- Goal
Copy out each line of the data that holds the word "នបឋមស".

[Extracted records]
#####

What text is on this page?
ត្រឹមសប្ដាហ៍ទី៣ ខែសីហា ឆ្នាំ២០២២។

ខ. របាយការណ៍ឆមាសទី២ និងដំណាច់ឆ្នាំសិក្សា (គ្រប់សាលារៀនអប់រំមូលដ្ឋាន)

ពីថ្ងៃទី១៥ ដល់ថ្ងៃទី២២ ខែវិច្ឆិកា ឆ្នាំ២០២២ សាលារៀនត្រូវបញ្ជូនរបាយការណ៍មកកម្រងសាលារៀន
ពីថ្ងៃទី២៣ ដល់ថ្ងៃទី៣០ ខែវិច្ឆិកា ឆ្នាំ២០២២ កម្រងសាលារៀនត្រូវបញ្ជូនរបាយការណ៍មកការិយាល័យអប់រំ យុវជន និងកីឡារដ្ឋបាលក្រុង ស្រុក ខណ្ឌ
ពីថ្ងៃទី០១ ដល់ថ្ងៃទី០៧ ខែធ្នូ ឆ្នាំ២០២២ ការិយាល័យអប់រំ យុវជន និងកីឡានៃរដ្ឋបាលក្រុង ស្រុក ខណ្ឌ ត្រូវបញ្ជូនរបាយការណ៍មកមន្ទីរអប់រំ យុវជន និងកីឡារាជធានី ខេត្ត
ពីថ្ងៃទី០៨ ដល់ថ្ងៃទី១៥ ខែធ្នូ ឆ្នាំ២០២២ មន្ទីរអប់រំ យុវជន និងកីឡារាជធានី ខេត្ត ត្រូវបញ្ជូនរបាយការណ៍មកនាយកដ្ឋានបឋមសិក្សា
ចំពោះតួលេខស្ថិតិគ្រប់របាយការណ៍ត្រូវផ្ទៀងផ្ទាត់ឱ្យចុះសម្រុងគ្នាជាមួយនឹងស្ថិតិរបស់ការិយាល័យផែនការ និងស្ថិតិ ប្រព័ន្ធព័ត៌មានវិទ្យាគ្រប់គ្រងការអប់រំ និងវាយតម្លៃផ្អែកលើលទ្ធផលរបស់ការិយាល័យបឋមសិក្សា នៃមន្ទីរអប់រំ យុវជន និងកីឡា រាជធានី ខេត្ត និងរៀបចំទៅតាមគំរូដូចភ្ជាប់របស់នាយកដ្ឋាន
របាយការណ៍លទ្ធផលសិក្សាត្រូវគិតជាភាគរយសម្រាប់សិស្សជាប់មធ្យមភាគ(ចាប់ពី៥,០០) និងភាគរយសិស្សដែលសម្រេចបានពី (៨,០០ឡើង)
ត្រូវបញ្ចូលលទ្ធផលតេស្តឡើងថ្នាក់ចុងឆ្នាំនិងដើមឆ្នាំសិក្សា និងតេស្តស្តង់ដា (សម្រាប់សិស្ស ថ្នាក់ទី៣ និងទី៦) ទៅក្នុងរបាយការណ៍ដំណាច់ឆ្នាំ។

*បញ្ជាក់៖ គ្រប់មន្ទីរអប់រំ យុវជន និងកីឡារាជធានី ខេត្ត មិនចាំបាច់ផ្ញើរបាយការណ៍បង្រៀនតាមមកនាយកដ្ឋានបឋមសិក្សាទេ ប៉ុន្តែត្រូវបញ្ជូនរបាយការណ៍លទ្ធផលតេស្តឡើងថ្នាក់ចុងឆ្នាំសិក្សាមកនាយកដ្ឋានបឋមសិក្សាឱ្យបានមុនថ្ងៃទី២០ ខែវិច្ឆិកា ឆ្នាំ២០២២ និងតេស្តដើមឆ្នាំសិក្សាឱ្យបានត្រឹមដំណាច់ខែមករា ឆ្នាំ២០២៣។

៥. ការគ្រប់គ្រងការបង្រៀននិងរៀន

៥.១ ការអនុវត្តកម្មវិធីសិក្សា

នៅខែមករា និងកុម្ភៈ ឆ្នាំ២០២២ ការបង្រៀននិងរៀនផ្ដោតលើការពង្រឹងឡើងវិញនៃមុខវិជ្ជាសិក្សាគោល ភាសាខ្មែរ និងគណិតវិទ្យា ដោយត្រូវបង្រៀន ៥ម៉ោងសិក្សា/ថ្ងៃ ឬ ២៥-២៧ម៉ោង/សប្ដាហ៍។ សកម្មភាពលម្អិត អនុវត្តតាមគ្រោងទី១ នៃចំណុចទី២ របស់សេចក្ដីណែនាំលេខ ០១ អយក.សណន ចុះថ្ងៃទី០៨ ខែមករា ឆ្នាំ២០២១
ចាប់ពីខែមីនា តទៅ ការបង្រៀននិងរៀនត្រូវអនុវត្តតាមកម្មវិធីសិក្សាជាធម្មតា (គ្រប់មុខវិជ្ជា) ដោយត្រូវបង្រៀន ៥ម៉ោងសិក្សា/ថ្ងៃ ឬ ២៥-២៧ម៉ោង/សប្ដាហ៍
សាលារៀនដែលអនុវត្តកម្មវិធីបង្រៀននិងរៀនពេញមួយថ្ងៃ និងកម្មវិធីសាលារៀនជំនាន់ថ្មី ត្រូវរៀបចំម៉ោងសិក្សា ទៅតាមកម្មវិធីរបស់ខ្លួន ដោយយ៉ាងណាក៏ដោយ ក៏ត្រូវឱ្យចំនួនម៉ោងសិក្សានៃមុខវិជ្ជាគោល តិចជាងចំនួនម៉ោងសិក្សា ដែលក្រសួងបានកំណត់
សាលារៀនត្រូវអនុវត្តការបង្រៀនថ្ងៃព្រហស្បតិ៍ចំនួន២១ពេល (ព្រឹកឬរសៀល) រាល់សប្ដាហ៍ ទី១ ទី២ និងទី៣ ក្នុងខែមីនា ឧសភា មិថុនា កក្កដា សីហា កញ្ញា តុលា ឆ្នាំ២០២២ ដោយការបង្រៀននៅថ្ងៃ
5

#####

- Task solution
ពីថ្ងៃទី០៨ ដល់ថ្ងៃទី១៥ ខែធ្នូ ឆ្នាំ២០២២ មន្ទីរអប់រំ យុវជន និងកីឡារាជធានី ខេត្ត ត្រូវបញ្ជូនរបាយការណ៍មកនាយកដ្ឋានបឋមសិក្សា
*បញ្ជាក់៖ គ្រប់មន្ទីរអប់រំ យុវជន និងកីឡារាជធានី ខេត្ត មិនចាំបាច់ផ្ញើរបាយការណ៍បង្រៀនតាមមកនាយកដ្ឋានបឋមសិក្សាទេ ប៉ុន្តែត្រូវបញ្ជូនរបាយការណ៍លទ្ធផលតេស្តឡើងថ្នាក់ចុងឆ្នាំសិក្សាមកនាយកដ្ឋានបឋមសិក្សាឱ្យបានមុនថ្ងៃទី២០ ខែវិច្ឆិកា ឆ្នាំ២០២២ និងតេស្តដើមឆ្នាំសិក្សាឱ្យបានត្រឹមដំណាច់ខែមករា ឆ្នាំ២០២៣។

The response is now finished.